Your task is to print every entry below exactly as given.

━━ MATERIALS PROVIDED

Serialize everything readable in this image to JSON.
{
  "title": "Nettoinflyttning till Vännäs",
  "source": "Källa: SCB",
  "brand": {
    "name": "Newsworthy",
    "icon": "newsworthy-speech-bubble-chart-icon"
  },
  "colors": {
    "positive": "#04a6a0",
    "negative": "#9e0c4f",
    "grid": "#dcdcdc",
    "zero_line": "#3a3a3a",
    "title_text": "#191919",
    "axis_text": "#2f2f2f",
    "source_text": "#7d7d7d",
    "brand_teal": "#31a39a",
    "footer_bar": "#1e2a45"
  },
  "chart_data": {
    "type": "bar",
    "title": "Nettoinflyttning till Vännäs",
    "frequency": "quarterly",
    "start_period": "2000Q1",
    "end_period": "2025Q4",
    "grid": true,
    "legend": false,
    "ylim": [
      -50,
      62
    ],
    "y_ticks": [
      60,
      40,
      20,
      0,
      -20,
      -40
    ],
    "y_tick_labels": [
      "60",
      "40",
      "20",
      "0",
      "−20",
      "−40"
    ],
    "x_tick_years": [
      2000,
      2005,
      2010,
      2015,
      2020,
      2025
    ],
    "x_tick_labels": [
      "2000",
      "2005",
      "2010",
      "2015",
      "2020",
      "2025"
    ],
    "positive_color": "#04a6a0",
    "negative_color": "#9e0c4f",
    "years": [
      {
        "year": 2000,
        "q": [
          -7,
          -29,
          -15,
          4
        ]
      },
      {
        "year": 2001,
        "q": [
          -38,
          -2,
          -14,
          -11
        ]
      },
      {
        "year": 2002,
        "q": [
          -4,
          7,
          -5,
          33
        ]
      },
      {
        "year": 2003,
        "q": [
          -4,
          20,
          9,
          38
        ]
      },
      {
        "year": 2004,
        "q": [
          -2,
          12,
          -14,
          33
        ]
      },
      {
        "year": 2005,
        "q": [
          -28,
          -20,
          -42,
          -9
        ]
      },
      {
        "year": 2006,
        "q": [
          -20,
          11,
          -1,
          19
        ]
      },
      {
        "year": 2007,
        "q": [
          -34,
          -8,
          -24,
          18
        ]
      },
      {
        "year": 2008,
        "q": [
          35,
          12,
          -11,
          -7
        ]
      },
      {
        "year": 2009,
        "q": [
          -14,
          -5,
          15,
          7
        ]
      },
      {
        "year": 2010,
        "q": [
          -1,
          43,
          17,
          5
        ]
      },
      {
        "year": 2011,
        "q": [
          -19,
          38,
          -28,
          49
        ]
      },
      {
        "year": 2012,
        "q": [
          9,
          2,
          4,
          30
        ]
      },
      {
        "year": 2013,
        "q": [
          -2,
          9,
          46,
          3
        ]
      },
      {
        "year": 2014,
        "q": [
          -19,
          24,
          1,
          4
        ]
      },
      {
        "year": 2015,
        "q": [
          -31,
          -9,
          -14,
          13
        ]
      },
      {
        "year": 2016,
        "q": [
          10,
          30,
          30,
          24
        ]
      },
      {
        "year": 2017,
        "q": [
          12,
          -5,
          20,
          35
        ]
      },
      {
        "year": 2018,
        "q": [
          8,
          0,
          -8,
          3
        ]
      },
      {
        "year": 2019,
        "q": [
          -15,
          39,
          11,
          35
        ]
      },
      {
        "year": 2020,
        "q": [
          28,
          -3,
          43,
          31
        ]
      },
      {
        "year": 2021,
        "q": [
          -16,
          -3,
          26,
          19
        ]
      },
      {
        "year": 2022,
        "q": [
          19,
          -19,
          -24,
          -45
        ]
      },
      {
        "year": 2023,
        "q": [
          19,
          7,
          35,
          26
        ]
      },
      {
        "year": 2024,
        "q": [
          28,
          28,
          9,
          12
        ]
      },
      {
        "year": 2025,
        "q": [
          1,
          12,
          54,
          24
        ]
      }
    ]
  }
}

━━━━

-- OUTPUT --
Serialize everything readable in this image to JSON.
{
  "title": "Nettoinflyttning till Vännäs",
  "source": "Källa: SCB",
  "brand": {
    "name": "Newsworthy",
    "icon": "newsworthy-speech-bubble-chart-icon"
  },
  "colors": {
    "positive": "#04a6a0",
    "negative": "#9e0c4f",
    "grid": "#dcdcdc",
    "zero_line": "#3a3a3a",
    "title_text": "#191919",
    "axis_text": "#2f2f2f",
    "source_text": "#7d7d7d",
    "brand_teal": "#31a39a",
    "footer_bar": "#1e2a45"
  },
  "chart_data": {
    "type": "bar",
    "title": "Nettoinflyttning till Vännäs",
    "frequency": "quarterly",
    "start_period": "2000Q1",
    "end_period": "2025Q4",
    "grid": true,
    "legend": false,
    "ylim": [
      -50,
      62
    ],
    "y_ticks": [
      60,
      40,
      20,
      0,
      -20,
      -40
    ],
    "y_tick_labels": [
      "60",
      "40",
      "20",
      "0",
      "−20",
      "−40"
    ],
    "x_tick_years": [
      2000,
      2005,
      2010,
      2015,
      2020,
      2025
    ],
    "x_tick_labels": [
      "2000",
      "2005",
      "2010",
      "2015",
      "2020",
      "2025"
    ],
    "positive_color": "#04a6a0",
    "negative_color": "#9e0c4f",
    "years": [
      {
        "year": 2000,
        "q": [
          -7,
          -29,
          -15,
          4
        ]
      },
      {
        "year": 2001,
        "q": [
          -38,
          -2,
          -14,
          -11
        ]
      },
      {
        "year": 2002,
        "q": [
          -4,
          7,
          -5,
          33
        ]
      },
      {
        "year": 2003,
        "q": [
          -4,
          20,
          9,
          38
        ]
      },
      {
        "year": 2004,
        "q": [
          -2,
          12,
          -14,
          33
        ]
      },
      {
        "year": 2005,
        "q": [
          -28,
          -20,
          -42,
          -9
        ]
      },
      {
        "year": 2006,
        "q": [
          -20,
          11,
          -1,
          19
        ]
      },
      {
        "year": 2007,
        "q": [
          -34,
          -8,
          -24,
          18
        ]
      },
      {
        "year": 2008,
        "q": [
          35,
          12,
          -11,
          -7
        ]
      },
      {
        "year": 2009,
        "q": [
          -14,
          -5,
          15,
          7
        ]
      },
      {
        "year": 2010,
        "q": [
          -1,
          43,
          17,
          5
        ]
      },
      {
        "year": 2011,
        "q": [
          -19,
          38,
          -28,
          49
        ]
      },
      {
        "year": 2012,
        "q": [
          9,
          2,
          4,
          30
        ]
      },
      {
        "year": 2013,
        "q": [
          -2,
          9,
          46,
          3
        ]
      },
      {
        "year": 2014,
        "q": [
          -19,
          24,
          1,
          4
        ]
      },
      {
        "year": 2015,
        "q": [
          -31,
          -9,
          -14,
          13
        ]
      },
      {
        "year": 2016,
        "q": [
          10,
          30,
          30,
          24
        ]
      },
      {
        "year": 2017,
        "q": [
          12,
          -5,
          20,
          35
        ]
      },
      {
        "year": 2018,
        "q": [
          8,
          0,
          -8,
          3
        ]
      },
      {
        "year": 2019,
        "q": [
          -15,
          39,
          11,
          35
        ]
      },
      {
        "year": 2020,
        "q": [
          28,
          -3,
          43,
          31
        ]
      },
      {
        "year": 2021,
        "q": [
          -16,
          -3,
          26,
          19
        ]
      },
      {
        "year": 2022,
        "q": [
          19,
          -19,
          -24,
          -45
        ]
      },
      {
        "year": 2023,
        "q": [
          19,
          7,
          35,
          26
        ]
      },
      {
        "year": 2024,
        "q": [
          28,
          28,
          9,
          12
        ]
      },
      {
        "year": 2025,
        "q": [
          1,
          12,
          54,
          24
        ]
      }
    ]
  }
}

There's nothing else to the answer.